- [Your goal]:
Repeat the material exactly, every line of it.

====== Data rows ======

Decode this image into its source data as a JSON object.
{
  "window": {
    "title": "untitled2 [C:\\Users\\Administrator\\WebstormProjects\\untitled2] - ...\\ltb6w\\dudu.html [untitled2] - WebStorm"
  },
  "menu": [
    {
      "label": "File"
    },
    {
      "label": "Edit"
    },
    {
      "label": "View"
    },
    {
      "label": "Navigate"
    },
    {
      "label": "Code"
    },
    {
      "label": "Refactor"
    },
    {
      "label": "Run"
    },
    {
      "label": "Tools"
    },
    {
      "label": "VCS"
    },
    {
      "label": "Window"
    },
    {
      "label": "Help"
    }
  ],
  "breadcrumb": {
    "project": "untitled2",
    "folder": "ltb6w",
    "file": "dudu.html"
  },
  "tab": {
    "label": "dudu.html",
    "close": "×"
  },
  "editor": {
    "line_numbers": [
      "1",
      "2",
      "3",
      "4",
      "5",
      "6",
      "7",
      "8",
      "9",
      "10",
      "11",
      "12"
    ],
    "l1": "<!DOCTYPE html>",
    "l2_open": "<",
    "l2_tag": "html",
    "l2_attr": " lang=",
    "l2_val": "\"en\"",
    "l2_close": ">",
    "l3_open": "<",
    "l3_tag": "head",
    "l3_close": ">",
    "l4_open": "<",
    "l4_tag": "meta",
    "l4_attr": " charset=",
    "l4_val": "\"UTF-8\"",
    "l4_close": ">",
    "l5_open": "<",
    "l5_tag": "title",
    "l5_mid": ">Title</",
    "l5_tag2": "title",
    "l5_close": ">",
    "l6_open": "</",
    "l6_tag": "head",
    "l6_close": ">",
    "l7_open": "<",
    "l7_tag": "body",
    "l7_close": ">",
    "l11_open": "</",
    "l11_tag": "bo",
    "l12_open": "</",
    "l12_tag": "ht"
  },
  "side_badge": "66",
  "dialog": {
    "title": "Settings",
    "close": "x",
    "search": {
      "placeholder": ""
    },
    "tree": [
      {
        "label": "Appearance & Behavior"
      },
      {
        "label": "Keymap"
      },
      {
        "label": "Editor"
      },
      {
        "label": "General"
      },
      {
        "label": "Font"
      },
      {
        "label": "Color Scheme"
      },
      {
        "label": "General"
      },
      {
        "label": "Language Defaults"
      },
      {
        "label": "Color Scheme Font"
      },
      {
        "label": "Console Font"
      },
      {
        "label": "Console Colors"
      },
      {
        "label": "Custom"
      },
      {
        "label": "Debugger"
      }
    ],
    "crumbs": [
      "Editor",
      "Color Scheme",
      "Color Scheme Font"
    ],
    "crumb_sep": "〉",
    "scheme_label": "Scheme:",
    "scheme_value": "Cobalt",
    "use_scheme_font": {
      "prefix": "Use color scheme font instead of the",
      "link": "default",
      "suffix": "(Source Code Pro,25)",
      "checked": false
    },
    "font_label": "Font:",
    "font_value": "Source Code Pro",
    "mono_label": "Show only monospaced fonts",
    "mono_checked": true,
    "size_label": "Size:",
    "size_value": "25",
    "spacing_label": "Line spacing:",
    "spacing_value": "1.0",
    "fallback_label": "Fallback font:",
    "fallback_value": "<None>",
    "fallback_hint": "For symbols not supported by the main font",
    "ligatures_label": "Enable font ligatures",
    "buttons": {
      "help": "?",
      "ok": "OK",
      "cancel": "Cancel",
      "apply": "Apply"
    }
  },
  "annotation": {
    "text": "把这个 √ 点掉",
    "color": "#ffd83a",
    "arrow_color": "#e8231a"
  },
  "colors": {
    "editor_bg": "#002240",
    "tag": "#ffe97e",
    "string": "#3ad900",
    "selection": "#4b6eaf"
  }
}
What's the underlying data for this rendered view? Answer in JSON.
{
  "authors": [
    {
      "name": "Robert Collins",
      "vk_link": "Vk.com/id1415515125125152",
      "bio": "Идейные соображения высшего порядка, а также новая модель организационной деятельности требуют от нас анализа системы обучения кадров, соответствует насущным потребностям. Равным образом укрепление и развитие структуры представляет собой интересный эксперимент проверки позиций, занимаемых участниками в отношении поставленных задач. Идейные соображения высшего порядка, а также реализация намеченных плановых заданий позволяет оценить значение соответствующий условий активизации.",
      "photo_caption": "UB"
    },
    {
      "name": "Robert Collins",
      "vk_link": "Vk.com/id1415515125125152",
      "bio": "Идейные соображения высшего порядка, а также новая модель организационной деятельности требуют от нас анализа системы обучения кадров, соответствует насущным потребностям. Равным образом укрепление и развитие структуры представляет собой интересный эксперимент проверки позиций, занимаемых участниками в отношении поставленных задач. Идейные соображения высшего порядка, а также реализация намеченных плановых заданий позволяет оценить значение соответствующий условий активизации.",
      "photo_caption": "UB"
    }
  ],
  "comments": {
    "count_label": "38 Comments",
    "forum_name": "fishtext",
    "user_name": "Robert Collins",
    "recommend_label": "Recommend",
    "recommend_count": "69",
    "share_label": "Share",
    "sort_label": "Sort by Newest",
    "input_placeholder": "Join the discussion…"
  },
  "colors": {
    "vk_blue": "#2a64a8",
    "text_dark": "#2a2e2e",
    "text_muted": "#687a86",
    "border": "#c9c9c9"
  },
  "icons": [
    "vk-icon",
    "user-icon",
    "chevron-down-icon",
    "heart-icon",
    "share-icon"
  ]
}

======

- [Solution for this exercise]:
Decode this image into its source data as a JSON object.
{
  "window": {
    "title": "untitled2 [C:\\Users\\Administrator\\WebstormProjects\\untitled2] - ...\\ltb6w\\dudu.html [untitled2] - WebStorm"
  },
  "menu": [
    {
      "label": "File"
    },
    {
      "label": "Edit"
    },
    {
      "label": "View"
    },
    {
      "label": "Navigate"
    },
    {
      "label": "Code"
    },
    {
      "label": "Refactor"
    },
    {
      "label": "Run"
    },
    {
      "label": "Tools"
    },
    {
      "label": "VCS"
    },
    {
      "label": "Window"
    },
    {
      "label": "Help"
    }
  ],
  "breadcrumb": {
    "project": "untitled2",
    "folder": "ltb6w",
    "file": "dudu.html"
  },
  "tab": {
    "label": "dudu.html",
    "close": "×"
  },
  "editor": {
    "line_numbers": [
      "1",
      "2",
      "3",
      "4",
      "5",
      "6",
      "7",
      "8",
      "9",
      "10",
      "11",
      "12"
    ],
    "l1": "<!DOCTYPE html>",
    "l2_open": "<",
    "l2_tag": "html",
    "l2_attr": " lang=",
    "l2_val": "\"en\"",
    "l2_close": ">",
    "l3_open": "<",
    "l3_tag": "head",
    "l3_close": ">",
    "l4_open": "<",
    "l4_tag": "meta",
    "l4_attr": " charset=",
    "l4_val": "\"UTF-8\"",
    "l4_close": ">",
    "l5_open": "<",
    "l5_tag": "title",
    "l5_mid": ">Title</",
    "l5_tag2": "title",
    "l5_close": ">",
    "l6_open": "</",
    "l6_tag": "head",
    "l6_close": ">",
    "l7_open": "<",
    "l7_tag": "body",
    "l7_close": ">",
    "l11_open": "</",
    "l11_tag": "bo",
    "l12_open": "</",
    "l12_tag": "ht"
  },
  "side_badge": "66",
  "dialog": {
    "title": "Settings",
    "close": "x",
    "search": {
      "placeholder": ""
    },
    "tree": [
      {
        "label": "Appearance & Behavior"
      },
      {
        "label": "Keymap"
      },
      {
        "label": "Editor"
      },
      {
        "label": "General"
      },
      {
        "label": "Font"
      },
      {
        "label": "Color Scheme"
      },
      {
        "label": "General"
      },
      {
        "label": "Language Defaults"
      },
      {
        "label": "Color Scheme Font"
      },
      {
        "label": "Console Font"
      },
      {
        "label": "Console Colors"
      },
      {
        "label": "Custom"
      },
      {
        "label": "Debugger"
      }
    ],
    "crumbs": [
      "Editor",
      "Color Scheme",
      "Color Scheme Font"
    ],
    "crumb_sep": "〉",
    "scheme_label": "Scheme:",
    "scheme_value": "Cobalt",
    "use_scheme_font": {
      "prefix": "Use color scheme font instead of the",
      "link": "default",
      "suffix": "(Source Code Pro,25)",
      "checked": false
    },
    "font_label": "Font:",
    "font_value": "Source Code Pro",
    "mono_label": "Show only monospaced fonts",
    "mono_checked": true,
    "size_label": "Size:",
    "size_value": "25",
    "spacing_label": "Line spacing:",
    "spacing_value": "1.0",
    "fallback_label": "Fallback font:",
    "fallback_value": "<None>",
    "fallback_hint": "For symbols not supported by the main font",
    "ligatures_label": "Enable font ligatures",
    "buttons": {
      "help": "?",
      "ok": "OK",
      "cancel": "Cancel",
      "apply": "Apply"
    }
  },
  "annotation": {
    "text": "把这个 √ 点掉",
    "color": "#ffd83a",
    "arrow_color": "#e8231a"
  },
  "colors": {
    "editor_bg": "#002240",
    "tag": "#ffe97e",
    "string": "#3ad900",
    "selection": "#4b6eaf"
  }
}
What's the underlying data for this rendered view? Answer in JSON.
{
  "authors": [
    {
      "name": "Robert Collins",
      "vk_link": "Vk.com/id1415515125125152",
      "bio": "Идейные соображения высшего порядка, а также новая модель организационной деятельности требуют от нас анализа системы обучения кадров, соответствует насущным потребностям. Равным образом укрепление и развитие структуры представляет собой интересный эксперимент проверки позиций, занимаемых участниками в отношении поставленных задач. Идейные соображения высшего порядка, а также реализация намеченных плановых заданий позволяет оценить значение соответствующий условий активизации.",
      "photo_caption": "UB"
    },
    {
      "name": "Robert Collins",
      "vk_link": "Vk.com/id1415515125125152",
      "bio": "Идейные соображения высшего порядка, а также новая модель организационной деятельности требуют от нас анализа системы обучения кадров, соответствует насущным потребностям. Равным образом укрепление и развитие структуры представляет собой интересный эксперимент проверки позиций, занимаемых участниками в отношении поставленных задач. Идейные соображения высшего порядка, а также реализация намеченных плановых заданий позволяет оценить значение соответствующий условий активизации.",
      "photo_caption": "UB"
    }
  ],
  "comments": {
    "count_label": "38 Comments",
    "forum_name": "fishtext",
    "user_name": "Robert Collins",
    "recommend_label": "Recommend",
    "recommend_count": "69",
    "share_label": "Share",
    "sort_label": "Sort by Newest",
    "input_placeholder": "Join the discussion…"
  },
  "colors": {
    "vk_blue": "#2a64a8",
    "text_dark": "#2a2e2e",
    "text_muted": "#687a86",
    "border": "#c9c9c9"
  },
  "icons": [
    "vk-icon",
    "user-icon",
    "chevron-down-icon",
    "heart-icon",
    "share-icon"
  ]
}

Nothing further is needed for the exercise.